[BEGIN Extracted information]

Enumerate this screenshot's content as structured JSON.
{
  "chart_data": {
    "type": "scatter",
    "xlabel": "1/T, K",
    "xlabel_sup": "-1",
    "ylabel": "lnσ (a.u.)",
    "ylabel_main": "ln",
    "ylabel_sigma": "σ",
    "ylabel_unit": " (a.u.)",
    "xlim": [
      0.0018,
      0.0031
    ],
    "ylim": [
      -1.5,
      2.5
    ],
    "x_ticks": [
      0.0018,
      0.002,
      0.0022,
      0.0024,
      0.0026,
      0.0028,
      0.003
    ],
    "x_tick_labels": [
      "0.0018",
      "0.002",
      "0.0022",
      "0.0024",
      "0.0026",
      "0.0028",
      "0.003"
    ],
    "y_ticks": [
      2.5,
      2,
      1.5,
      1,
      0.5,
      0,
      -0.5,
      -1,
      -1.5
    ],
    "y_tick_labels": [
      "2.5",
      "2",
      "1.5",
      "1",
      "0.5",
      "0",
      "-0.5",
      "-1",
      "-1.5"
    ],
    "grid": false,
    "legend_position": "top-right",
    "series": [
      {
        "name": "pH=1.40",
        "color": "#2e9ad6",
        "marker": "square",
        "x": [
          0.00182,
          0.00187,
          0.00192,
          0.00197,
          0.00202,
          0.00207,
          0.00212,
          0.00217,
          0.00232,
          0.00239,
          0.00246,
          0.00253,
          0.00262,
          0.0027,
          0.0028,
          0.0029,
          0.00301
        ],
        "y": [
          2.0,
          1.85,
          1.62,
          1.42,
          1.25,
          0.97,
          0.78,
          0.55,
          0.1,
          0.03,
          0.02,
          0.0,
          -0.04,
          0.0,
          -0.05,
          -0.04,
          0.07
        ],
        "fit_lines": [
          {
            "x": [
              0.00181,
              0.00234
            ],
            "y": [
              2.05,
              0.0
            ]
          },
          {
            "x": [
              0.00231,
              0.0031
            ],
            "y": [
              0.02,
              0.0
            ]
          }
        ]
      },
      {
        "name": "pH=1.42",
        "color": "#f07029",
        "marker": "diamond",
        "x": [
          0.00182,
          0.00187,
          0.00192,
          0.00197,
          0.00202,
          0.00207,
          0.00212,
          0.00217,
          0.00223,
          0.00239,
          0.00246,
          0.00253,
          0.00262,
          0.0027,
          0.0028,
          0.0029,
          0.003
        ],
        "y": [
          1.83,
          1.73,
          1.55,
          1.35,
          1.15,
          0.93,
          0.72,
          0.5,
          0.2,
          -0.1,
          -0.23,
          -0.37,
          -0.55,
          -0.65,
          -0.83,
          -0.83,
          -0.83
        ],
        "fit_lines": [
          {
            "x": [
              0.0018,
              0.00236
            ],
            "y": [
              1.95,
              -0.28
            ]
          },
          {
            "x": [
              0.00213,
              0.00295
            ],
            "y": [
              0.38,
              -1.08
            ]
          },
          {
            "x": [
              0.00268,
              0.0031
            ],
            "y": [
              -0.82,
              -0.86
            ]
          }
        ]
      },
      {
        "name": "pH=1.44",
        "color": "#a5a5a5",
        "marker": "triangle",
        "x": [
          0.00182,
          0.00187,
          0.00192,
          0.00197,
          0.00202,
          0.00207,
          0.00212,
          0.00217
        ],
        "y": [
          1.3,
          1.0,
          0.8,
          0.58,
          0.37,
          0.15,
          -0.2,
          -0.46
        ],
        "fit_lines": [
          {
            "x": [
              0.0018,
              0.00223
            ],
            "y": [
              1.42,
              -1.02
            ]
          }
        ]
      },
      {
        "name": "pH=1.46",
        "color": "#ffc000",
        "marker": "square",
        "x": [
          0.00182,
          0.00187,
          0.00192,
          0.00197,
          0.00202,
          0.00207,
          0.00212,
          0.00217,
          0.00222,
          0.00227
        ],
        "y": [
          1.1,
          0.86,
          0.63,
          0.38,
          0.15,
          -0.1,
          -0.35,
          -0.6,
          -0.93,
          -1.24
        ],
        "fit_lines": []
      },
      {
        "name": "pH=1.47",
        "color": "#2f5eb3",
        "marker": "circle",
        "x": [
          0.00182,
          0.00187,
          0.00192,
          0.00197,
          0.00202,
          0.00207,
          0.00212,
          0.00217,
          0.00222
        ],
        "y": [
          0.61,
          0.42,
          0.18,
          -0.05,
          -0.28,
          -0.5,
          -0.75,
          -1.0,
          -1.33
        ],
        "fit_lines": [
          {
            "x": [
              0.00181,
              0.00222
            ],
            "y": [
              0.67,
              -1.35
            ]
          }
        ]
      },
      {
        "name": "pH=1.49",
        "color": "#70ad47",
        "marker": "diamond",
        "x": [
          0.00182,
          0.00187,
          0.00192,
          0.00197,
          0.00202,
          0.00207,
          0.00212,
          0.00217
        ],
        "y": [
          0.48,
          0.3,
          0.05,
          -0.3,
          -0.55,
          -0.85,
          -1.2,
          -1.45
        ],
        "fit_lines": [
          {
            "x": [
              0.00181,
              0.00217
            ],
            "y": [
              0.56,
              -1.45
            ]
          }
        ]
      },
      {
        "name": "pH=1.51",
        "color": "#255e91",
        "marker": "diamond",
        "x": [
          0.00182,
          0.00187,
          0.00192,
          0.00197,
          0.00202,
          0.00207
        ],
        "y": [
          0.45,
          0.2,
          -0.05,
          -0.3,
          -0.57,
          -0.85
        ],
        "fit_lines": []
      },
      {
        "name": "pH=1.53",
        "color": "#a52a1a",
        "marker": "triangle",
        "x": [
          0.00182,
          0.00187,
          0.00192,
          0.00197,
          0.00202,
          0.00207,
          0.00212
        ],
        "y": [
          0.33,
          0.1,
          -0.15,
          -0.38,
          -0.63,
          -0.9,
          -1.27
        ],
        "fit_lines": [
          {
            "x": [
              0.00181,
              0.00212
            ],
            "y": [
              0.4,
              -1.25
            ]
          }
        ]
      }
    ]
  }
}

[END Extracted information]

§ **Directions for this task**
Write out every line of the material again, exactly as it reads.

§ **Output of the exercise**
Enumerate this screenshot's content as structured JSON.
{
  "chart_data": {
    "type": "scatter",
    "xlabel": "1/T, K",
    "xlabel_sup": "-1",
    "ylabel": "lnσ (a.u.)",
    "ylabel_main": "ln",
    "ylabel_sigma": "σ",
    "ylabel_unit": " (a.u.)",
    "xlim": [
      0.0018,
      0.0031
    ],
    "ylim": [
      -1.5,
      2.5
    ],
    "x_ticks": [
      0.0018,
      0.002,
      0.0022,
      0.0024,
      0.0026,
      0.0028,
      0.003
    ],
    "x_tick_labels": [
      "0.0018",
      "0.002",
      "0.0022",
      "0.0024",
      "0.0026",
      "0.0028",
      "0.003"
    ],
    "y_ticks": [
      2.5,
      2,
      1.5,
      1,
      0.5,
      0,
      -0.5,
      -1,
      -1.5
    ],
    "y_tick_labels": [
      "2.5",
      "2",
      "1.5",
      "1",
      "0.5",
      "0",
      "-0.5",
      "-1",
      "-1.5"
    ],
    "grid": false,
    "legend_position": "top-right",
    "series": [
      {
        "name": "pH=1.40",
        "color": "#2e9ad6",
        "marker": "square",
        "x": [
          0.00182,
          0.00187,
          0.00192,
          0.00197,
          0.00202,
          0.00207,
          0.00212,
          0.00217,
          0.00232,
          0.00239,
          0.00246,
          0.00253,
          0.00262,
          0.0027,
          0.0028,
          0.0029,
          0.00301
        ],
        "y": [
          2.0,
          1.85,
          1.62,
          1.42,
          1.25,
          0.97,
          0.78,
          0.55,
          0.1,
          0.03,
          0.02,
          0.0,
          -0.04,
          0.0,
          -0.05,
          -0.04,
          0.07
        ],
        "fit_lines": [
          {
            "x": [
              0.00181,
              0.00234
            ],
            "y": [
              2.05,
              0.0
            ]
          },
          {
            "x": [
              0.00231,
              0.0031
            ],
            "y": [
              0.02,
              0.0
            ]
          }
        ]
      },
      {
        "name": "pH=1.42",
        "color": "#f07029",
        "marker": "diamond",
        "x": [
          0.00182,
          0.00187,
          0.00192,
          0.00197,
          0.00202,
          0.00207,
          0.00212,
          0.00217,
          0.00223,
          0.00239,
          0.00246,
          0.00253,
          0.00262,
          0.0027,
          0.0028,
          0.0029,
          0.003
        ],
        "y": [
          1.83,
          1.73,
          1.55,
          1.35,
          1.15,
          0.93,
          0.72,
          0.5,
          0.2,
          -0.1,
          -0.23,
          -0.37,
          -0.55,
          -0.65,
          -0.83,
          -0.83,
          -0.83
        ],
        "fit_lines": [
          {
            "x": [
              0.0018,
              0.00236
            ],
            "y": [
              1.95,
              -0.28
            ]
          },
          {
            "x": [
              0.00213,
              0.00295
            ],
            "y": [
              0.38,
              -1.08
            ]
          },
          {
            "x": [
              0.00268,
              0.0031
            ],
            "y": [
              -0.82,
              -0.86
            ]
          }
        ]
      },
      {
        "name": "pH=1.44",
        "color": "#a5a5a5",
        "marker": "triangle",
        "x": [
          0.00182,
          0.00187,
          0.00192,
          0.00197,
          0.00202,
          0.00207,
          0.00212,
          0.00217
        ],
        "y": [
          1.3,
          1.0,
          0.8,
          0.58,
          0.37,
          0.15,
          -0.2,
          -0.46
        ],
        "fit_lines": [
          {
            "x": [
              0.0018,
              0.00223
            ],
            "y": [
              1.42,
              -1.02
            ]
          }
        ]
      },
      {
        "name": "pH=1.46",
        "color": "#ffc000",
        "marker": "square",
        "x": [
          0.00182,
          0.00187,
          0.00192,
          0.00197,
          0.00202,
          0.00207,
          0.00212,
          0.00217,
          0.00222,
          0.00227
        ],
        "y": [
          1.1,
          0.86,
          0.63,
          0.38,
          0.15,
          -0.1,
          -0.35,
          -0.6,
          -0.93,
          -1.24
        ],
        "fit_lines": []
      },
      {
        "name": "pH=1.47",
        "color": "#2f5eb3",
        "marker": "circle",
        "x": [
          0.00182,
          0.00187,
          0.00192,
          0.00197,
          0.00202,
          0.00207,
          0.00212,
          0.00217,
          0.00222
        ],
        "y": [
          0.61,
          0.42,
          0.18,
          -0.05,
          -0.28,
          -0.5,
          -0.75,
          -1.0,
          -1.33
        ],
        "fit_lines": [
          {
            "x": [
              0.00181,
              0.00222
            ],
            "y": [
              0.67,
              -1.35
            ]
          }
        ]
      },
      {
        "name": "pH=1.49",
        "color": "#70ad47",
        "marker": "diamond",
        "x": [
          0.00182,
          0.00187,
          0.00192,
          0.00197,
          0.00202,
          0.00207,
          0.00212,
          0.00217
        ],
        "y": [
          0.48,
          0.3,
          0.05,
          -0.3,
          -0.55,
          -0.85,
          -1.2,
          -1.45
        ],
        "fit_lines": [
          {
            "x": [
              0.00181,
              0.00217
            ],
            "y": [
              0.56,
              -1.45
            ]
          }
        ]
      },
      {
        "name": "pH=1.51",
        "color": "#255e91",
        "marker": "diamond",
        "x": [
          0.00182,
          0.00187,
          0.00192,
          0.00197,
          0.00202,
          0.00207
        ],
        "y": [
          0.45,
          0.2,
          -0.05,
          -0.3,
          -0.57,
          -0.85
        ],
        "fit_lines": []
      },
      {
        "name": "pH=1.53",
        "color": "#a52a1a",
        "marker": "triangle",
        "x": [
          0.00182,
          0.00187,
          0.00192,
          0.00197,
          0.00202,
          0.00207,
          0.00212
        ],
        "y": [
          0.33,
          0.1,
          -0.15,
          -0.38,
          -0.63,
          -0.9,
          -1.27
        ],
        "fit_lines": [
          {
            "x": [
              0.00181,
              0.00212
            ],
            "y": [
              0.4,
              -1.25
            ]
          }
        ]
      }
    ]
  }
}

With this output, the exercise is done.